Exercise details >> Select every line of the items below that contains the word "doctor".

Information supplied >>
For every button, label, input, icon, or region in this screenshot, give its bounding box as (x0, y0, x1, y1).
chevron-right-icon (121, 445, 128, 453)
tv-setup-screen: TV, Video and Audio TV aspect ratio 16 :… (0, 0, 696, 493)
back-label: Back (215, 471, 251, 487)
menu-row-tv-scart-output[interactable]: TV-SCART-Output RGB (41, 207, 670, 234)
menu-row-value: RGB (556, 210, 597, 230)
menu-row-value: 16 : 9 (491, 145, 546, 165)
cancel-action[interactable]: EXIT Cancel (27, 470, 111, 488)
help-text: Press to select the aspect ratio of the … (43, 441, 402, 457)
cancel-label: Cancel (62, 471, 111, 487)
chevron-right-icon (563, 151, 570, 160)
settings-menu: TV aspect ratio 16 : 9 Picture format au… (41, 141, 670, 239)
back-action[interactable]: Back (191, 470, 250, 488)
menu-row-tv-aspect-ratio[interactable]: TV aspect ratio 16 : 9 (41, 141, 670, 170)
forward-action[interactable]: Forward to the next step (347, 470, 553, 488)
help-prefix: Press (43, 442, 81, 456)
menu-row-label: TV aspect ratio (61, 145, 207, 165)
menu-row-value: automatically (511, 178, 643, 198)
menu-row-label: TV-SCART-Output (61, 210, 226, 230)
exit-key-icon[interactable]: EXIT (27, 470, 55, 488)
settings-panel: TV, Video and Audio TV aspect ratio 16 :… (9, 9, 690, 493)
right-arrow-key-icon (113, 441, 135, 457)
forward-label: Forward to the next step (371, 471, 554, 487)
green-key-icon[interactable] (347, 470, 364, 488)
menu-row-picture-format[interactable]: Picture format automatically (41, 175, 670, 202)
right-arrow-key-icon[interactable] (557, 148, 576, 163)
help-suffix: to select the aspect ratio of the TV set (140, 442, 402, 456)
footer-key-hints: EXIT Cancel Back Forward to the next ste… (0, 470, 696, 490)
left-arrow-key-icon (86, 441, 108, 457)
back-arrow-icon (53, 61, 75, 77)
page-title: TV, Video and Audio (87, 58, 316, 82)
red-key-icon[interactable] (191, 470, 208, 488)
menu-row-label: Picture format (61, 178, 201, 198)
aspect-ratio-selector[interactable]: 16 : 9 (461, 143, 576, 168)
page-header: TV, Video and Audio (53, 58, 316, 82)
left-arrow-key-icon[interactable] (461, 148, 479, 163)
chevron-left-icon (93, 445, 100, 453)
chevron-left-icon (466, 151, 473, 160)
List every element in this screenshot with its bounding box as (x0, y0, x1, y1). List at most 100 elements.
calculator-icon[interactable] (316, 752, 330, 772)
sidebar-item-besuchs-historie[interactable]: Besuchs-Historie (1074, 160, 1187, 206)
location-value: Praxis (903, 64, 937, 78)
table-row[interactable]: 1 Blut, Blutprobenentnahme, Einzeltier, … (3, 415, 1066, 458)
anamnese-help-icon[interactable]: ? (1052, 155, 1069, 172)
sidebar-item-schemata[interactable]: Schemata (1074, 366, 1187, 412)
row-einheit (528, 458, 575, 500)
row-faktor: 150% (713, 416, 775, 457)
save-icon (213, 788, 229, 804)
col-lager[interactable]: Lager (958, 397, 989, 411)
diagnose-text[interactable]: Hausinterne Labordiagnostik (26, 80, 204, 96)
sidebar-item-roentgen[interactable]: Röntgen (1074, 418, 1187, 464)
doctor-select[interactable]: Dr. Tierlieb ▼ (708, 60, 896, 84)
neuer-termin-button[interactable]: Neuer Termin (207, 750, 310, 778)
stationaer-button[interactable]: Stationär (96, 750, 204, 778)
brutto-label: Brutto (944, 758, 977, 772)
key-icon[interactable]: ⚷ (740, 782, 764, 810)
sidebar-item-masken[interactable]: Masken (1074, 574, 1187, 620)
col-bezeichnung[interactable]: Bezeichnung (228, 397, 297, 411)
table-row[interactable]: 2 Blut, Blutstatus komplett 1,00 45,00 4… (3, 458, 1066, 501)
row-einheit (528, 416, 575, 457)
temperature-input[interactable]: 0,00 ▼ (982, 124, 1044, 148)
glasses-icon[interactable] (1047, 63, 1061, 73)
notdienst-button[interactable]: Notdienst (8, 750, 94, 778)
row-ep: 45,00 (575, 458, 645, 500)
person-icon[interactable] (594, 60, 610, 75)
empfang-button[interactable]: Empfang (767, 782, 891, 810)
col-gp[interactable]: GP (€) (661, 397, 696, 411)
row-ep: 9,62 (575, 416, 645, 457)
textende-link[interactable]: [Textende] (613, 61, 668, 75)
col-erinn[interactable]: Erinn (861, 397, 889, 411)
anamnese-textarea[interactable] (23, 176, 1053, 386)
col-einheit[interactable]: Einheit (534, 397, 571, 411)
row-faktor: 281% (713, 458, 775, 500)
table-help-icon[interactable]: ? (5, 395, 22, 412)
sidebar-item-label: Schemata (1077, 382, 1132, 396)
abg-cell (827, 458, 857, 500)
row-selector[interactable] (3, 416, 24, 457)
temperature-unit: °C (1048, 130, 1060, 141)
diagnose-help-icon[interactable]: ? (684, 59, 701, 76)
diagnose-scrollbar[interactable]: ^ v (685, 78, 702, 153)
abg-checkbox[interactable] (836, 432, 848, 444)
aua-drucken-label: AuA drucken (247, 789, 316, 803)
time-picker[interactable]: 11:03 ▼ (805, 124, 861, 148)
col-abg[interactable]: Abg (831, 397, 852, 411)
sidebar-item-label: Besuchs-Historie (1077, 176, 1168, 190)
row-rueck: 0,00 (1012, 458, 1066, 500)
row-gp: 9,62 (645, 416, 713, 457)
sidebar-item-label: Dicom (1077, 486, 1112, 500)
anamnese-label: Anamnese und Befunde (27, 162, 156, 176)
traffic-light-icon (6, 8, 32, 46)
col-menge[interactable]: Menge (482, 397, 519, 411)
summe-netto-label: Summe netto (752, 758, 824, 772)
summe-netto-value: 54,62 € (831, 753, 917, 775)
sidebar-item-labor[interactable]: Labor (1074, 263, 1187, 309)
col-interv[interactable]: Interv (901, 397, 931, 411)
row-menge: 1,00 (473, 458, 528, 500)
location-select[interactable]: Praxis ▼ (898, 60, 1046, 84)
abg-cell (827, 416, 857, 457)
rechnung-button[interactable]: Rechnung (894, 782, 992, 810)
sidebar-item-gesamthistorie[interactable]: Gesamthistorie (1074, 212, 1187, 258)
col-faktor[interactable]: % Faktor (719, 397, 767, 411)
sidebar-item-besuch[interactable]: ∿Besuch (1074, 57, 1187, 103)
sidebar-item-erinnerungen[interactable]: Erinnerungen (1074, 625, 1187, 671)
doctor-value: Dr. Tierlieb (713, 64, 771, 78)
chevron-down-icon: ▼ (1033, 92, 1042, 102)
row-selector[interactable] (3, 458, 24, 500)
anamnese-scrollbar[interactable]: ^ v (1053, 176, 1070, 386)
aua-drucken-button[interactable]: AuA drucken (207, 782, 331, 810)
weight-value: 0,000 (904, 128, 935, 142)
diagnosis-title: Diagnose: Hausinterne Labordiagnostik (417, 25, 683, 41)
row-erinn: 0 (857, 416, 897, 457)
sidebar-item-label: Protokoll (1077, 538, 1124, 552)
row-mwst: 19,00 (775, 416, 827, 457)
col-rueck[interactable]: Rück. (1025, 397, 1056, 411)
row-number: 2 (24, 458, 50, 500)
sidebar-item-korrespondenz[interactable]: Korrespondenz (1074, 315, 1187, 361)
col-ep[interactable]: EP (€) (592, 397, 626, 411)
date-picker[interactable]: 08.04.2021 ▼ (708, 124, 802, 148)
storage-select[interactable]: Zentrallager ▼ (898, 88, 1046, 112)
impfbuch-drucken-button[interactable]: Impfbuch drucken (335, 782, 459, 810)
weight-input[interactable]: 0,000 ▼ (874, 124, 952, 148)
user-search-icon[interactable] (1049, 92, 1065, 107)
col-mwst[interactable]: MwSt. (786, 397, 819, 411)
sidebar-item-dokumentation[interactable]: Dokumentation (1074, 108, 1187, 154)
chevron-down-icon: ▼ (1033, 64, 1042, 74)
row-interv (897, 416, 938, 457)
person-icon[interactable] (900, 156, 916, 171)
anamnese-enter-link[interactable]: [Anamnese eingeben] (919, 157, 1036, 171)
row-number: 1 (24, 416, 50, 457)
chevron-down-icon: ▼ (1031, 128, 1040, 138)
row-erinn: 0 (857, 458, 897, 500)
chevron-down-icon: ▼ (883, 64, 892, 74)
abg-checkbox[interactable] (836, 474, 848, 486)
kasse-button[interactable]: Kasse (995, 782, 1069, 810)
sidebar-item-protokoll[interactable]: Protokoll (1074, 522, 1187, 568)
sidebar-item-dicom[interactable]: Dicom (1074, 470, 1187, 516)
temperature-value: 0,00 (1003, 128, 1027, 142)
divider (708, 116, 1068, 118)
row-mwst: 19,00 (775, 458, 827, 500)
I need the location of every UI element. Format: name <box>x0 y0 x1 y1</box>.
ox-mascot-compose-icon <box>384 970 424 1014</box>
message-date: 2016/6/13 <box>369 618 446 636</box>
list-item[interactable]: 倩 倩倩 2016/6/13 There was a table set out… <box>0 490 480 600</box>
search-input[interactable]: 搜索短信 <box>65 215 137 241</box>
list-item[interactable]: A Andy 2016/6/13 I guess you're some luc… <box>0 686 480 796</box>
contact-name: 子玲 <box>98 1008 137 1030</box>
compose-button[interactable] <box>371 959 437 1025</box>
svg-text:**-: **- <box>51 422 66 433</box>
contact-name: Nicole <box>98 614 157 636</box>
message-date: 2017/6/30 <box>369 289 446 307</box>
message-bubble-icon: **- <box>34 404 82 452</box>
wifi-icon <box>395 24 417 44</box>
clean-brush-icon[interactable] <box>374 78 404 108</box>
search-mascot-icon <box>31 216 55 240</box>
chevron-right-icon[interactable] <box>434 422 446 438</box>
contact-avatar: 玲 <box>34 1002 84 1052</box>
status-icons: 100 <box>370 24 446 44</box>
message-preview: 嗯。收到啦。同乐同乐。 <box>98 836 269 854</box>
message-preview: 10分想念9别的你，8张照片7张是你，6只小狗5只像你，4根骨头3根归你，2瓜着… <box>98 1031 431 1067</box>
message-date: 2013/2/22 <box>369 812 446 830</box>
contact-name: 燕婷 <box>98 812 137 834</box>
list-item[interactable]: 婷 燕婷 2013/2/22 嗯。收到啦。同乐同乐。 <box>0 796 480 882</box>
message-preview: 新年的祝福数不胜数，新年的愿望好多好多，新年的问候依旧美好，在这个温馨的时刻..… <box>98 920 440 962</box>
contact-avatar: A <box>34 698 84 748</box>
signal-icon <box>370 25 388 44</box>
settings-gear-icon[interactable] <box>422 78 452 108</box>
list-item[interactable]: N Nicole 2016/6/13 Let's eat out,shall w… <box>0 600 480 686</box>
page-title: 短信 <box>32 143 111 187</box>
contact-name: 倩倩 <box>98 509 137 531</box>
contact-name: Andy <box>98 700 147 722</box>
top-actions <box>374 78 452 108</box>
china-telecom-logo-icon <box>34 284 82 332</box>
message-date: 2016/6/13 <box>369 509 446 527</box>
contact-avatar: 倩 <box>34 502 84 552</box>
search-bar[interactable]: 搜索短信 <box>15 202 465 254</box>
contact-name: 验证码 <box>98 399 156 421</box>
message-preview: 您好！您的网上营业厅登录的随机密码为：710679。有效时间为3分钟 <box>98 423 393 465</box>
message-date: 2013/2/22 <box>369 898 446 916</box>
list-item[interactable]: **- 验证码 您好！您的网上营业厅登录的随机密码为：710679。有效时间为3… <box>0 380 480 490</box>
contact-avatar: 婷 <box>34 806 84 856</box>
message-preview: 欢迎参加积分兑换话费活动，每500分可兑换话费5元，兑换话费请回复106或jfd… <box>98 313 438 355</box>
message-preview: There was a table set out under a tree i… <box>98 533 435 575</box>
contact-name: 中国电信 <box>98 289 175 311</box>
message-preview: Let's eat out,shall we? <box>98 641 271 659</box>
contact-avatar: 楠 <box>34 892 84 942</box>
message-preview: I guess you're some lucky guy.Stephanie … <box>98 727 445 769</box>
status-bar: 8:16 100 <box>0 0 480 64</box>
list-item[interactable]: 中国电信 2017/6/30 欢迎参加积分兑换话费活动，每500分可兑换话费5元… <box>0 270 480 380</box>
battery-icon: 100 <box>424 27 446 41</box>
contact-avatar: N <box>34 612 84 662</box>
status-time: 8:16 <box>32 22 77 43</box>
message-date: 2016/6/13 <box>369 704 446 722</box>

Reply >>
doctor-select[interactable]: Dr. Tierlieb ▼ (708, 60, 896, 84)
doctor-value: Dr. Tierlieb (713, 64, 771, 78)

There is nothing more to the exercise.